--- begin Available records ---
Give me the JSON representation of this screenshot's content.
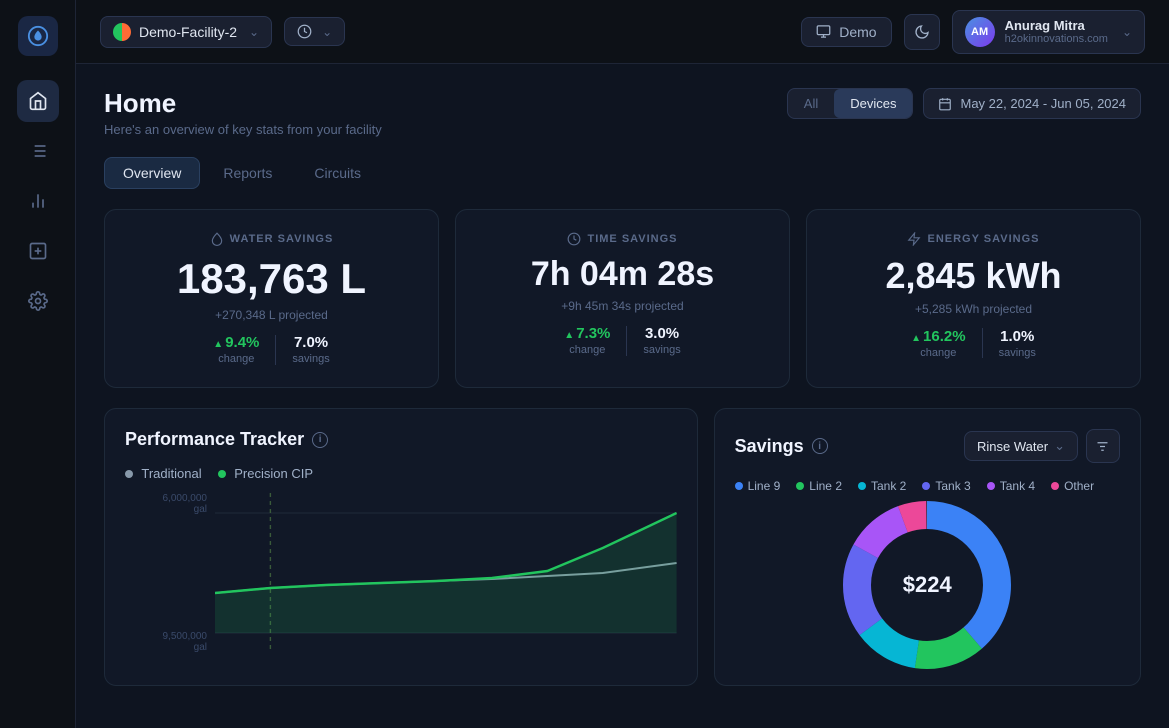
{
  "sidebar": {
    "logo_label": "H2O",
    "items": [
      {
        "name": "home",
        "icon": "home",
        "active": true
      },
      {
        "name": "list",
        "icon": "list",
        "active": false
      },
      {
        "name": "analytics",
        "icon": "bar-chart",
        "active": false
      },
      {
        "name": "add-square",
        "icon": "plus-square",
        "active": false
      },
      {
        "name": "settings",
        "icon": "settings",
        "active": false
      }
    ]
  },
  "topnav": {
    "facility_name": "Demo-Facility-2",
    "history_label": "History",
    "demo_label": "Demo",
    "user_name": "Anurag Mitra",
    "user_email": "h2okinnovations.com",
    "user_initials": "AM"
  },
  "page": {
    "title": "Home",
    "subtitle": "Here's an overview of key stats from your facility"
  },
  "filter": {
    "all_label": "All",
    "devices_label": "Devices",
    "date_range": "May 22, 2024 - Jun 05, 2024"
  },
  "tabs": [
    {
      "label": "Overview",
      "active": true
    },
    {
      "label": "Reports",
      "active": false
    },
    {
      "label": "Circuits",
      "active": false
    }
  ],
  "stats": {
    "water": {
      "icon_label": "droplet-icon",
      "label": "WATER SAVINGS",
      "value": "183,763 L",
      "projected": "+270,348 L projected",
      "change_value": "9.4%",
      "change_label": "change",
      "savings_value": "7.0%",
      "savings_label": "savings"
    },
    "time": {
      "icon_label": "clock-icon",
      "label": "TIME SAVINGS",
      "value": "7h 04m 28s",
      "projected": "+9h 45m 34s projected",
      "change_value": "7.3%",
      "change_label": "change",
      "savings_value": "3.0%",
      "savings_label": "savings"
    },
    "energy": {
      "icon_label": "zap-icon",
      "label": "ENERGY SAVINGS",
      "value": "2,845 kWh",
      "projected": "+5,285 kWh projected",
      "change_value": "16.2%",
      "change_label": "change",
      "savings_value": "1.0%",
      "savings_label": "savings"
    }
  },
  "performance_tracker": {
    "title": "Performance Tracker",
    "legend": [
      {
        "label": "Traditional",
        "color": "#8899aa"
      },
      {
        "label": "Precision CIP",
        "color": "#22c55e"
      }
    ],
    "y_labels": [
      "6,000,000\ngal",
      "9,500,000\ngal"
    ]
  },
  "savings": {
    "title": "Savings",
    "dropdown_label": "Rinse Water",
    "legend_items": [
      {
        "label": "Line 9",
        "color": "#3b82f6"
      },
      {
        "label": "Line 2",
        "color": "#22c55e"
      },
      {
        "label": "Tank 2",
        "color": "#06b6d4"
      },
      {
        "label": "Tank 3",
        "color": "#6366f1"
      },
      {
        "label": "Tank 4",
        "color": "#a855f7"
      },
      {
        "label": "Other",
        "color": "#ec4899"
      }
    ],
    "donut_value": "$224"
  }
}
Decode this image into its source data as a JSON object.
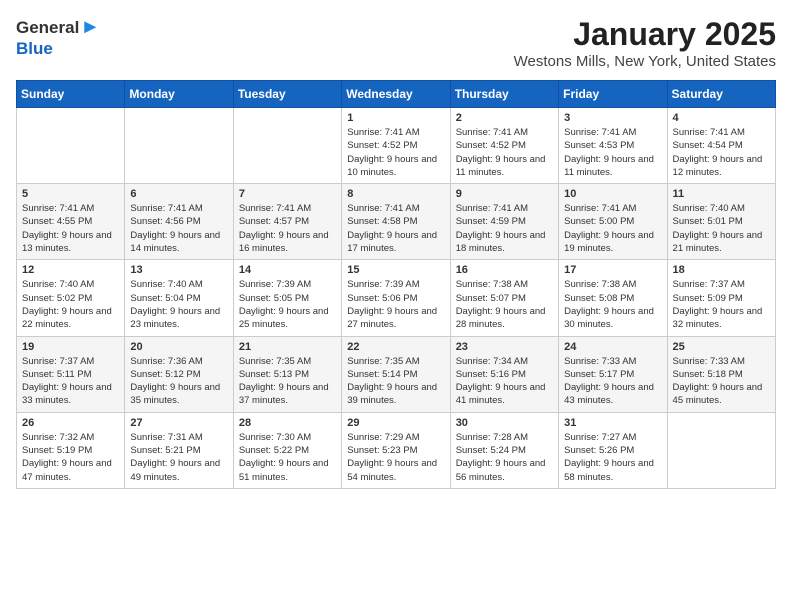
{
  "header": {
    "logo_general": "General",
    "logo_blue": "Blue",
    "title": "January 2025",
    "subtitle": "Westons Mills, New York, United States"
  },
  "calendar": {
    "days_of_week": [
      "Sunday",
      "Monday",
      "Tuesday",
      "Wednesday",
      "Thursday",
      "Friday",
      "Saturday"
    ],
    "weeks": [
      [
        {
          "day": "",
          "info": ""
        },
        {
          "day": "",
          "info": ""
        },
        {
          "day": "",
          "info": ""
        },
        {
          "day": "1",
          "info": "Sunrise: 7:41 AM\nSunset: 4:52 PM\nDaylight: 9 hours\nand 10 minutes."
        },
        {
          "day": "2",
          "info": "Sunrise: 7:41 AM\nSunset: 4:52 PM\nDaylight: 9 hours\nand 11 minutes."
        },
        {
          "day": "3",
          "info": "Sunrise: 7:41 AM\nSunset: 4:53 PM\nDaylight: 9 hours\nand 11 minutes."
        },
        {
          "day": "4",
          "info": "Sunrise: 7:41 AM\nSunset: 4:54 PM\nDaylight: 9 hours\nand 12 minutes."
        }
      ],
      [
        {
          "day": "5",
          "info": "Sunrise: 7:41 AM\nSunset: 4:55 PM\nDaylight: 9 hours\nand 13 minutes."
        },
        {
          "day": "6",
          "info": "Sunrise: 7:41 AM\nSunset: 4:56 PM\nDaylight: 9 hours\nand 14 minutes."
        },
        {
          "day": "7",
          "info": "Sunrise: 7:41 AM\nSunset: 4:57 PM\nDaylight: 9 hours\nand 16 minutes."
        },
        {
          "day": "8",
          "info": "Sunrise: 7:41 AM\nSunset: 4:58 PM\nDaylight: 9 hours\nand 17 minutes."
        },
        {
          "day": "9",
          "info": "Sunrise: 7:41 AM\nSunset: 4:59 PM\nDaylight: 9 hours\nand 18 minutes."
        },
        {
          "day": "10",
          "info": "Sunrise: 7:41 AM\nSunset: 5:00 PM\nDaylight: 9 hours\nand 19 minutes."
        },
        {
          "day": "11",
          "info": "Sunrise: 7:40 AM\nSunset: 5:01 PM\nDaylight: 9 hours\nand 21 minutes."
        }
      ],
      [
        {
          "day": "12",
          "info": "Sunrise: 7:40 AM\nSunset: 5:02 PM\nDaylight: 9 hours\nand 22 minutes."
        },
        {
          "day": "13",
          "info": "Sunrise: 7:40 AM\nSunset: 5:04 PM\nDaylight: 9 hours\nand 23 minutes."
        },
        {
          "day": "14",
          "info": "Sunrise: 7:39 AM\nSunset: 5:05 PM\nDaylight: 9 hours\nand 25 minutes."
        },
        {
          "day": "15",
          "info": "Sunrise: 7:39 AM\nSunset: 5:06 PM\nDaylight: 9 hours\nand 27 minutes."
        },
        {
          "day": "16",
          "info": "Sunrise: 7:38 AM\nSunset: 5:07 PM\nDaylight: 9 hours\nand 28 minutes."
        },
        {
          "day": "17",
          "info": "Sunrise: 7:38 AM\nSunset: 5:08 PM\nDaylight: 9 hours\nand 30 minutes."
        },
        {
          "day": "18",
          "info": "Sunrise: 7:37 AM\nSunset: 5:09 PM\nDaylight: 9 hours\nand 32 minutes."
        }
      ],
      [
        {
          "day": "19",
          "info": "Sunrise: 7:37 AM\nSunset: 5:11 PM\nDaylight: 9 hours\nand 33 minutes."
        },
        {
          "day": "20",
          "info": "Sunrise: 7:36 AM\nSunset: 5:12 PM\nDaylight: 9 hours\nand 35 minutes."
        },
        {
          "day": "21",
          "info": "Sunrise: 7:35 AM\nSunset: 5:13 PM\nDaylight: 9 hours\nand 37 minutes."
        },
        {
          "day": "22",
          "info": "Sunrise: 7:35 AM\nSunset: 5:14 PM\nDaylight: 9 hours\nand 39 minutes."
        },
        {
          "day": "23",
          "info": "Sunrise: 7:34 AM\nSunset: 5:16 PM\nDaylight: 9 hours\nand 41 minutes."
        },
        {
          "day": "24",
          "info": "Sunrise: 7:33 AM\nSunset: 5:17 PM\nDaylight: 9 hours\nand 43 minutes."
        },
        {
          "day": "25",
          "info": "Sunrise: 7:33 AM\nSunset: 5:18 PM\nDaylight: 9 hours\nand 45 minutes."
        }
      ],
      [
        {
          "day": "26",
          "info": "Sunrise: 7:32 AM\nSunset: 5:19 PM\nDaylight: 9 hours\nand 47 minutes."
        },
        {
          "day": "27",
          "info": "Sunrise: 7:31 AM\nSunset: 5:21 PM\nDaylight: 9 hours\nand 49 minutes."
        },
        {
          "day": "28",
          "info": "Sunrise: 7:30 AM\nSunset: 5:22 PM\nDaylight: 9 hours\nand 51 minutes."
        },
        {
          "day": "29",
          "info": "Sunrise: 7:29 AM\nSunset: 5:23 PM\nDaylight: 9 hours\nand 54 minutes."
        },
        {
          "day": "30",
          "info": "Sunrise: 7:28 AM\nSunset: 5:24 PM\nDaylight: 9 hours\nand 56 minutes."
        },
        {
          "day": "31",
          "info": "Sunrise: 7:27 AM\nSunset: 5:26 PM\nDaylight: 9 hours\nand 58 minutes."
        },
        {
          "day": "",
          "info": ""
        }
      ]
    ]
  }
}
--- end Available records ---
For each line in the data above that contains the string "Tank", extract the line.

        "label": "Tank 2",
        "label": "Tank 3",
        "label": "Tank 4",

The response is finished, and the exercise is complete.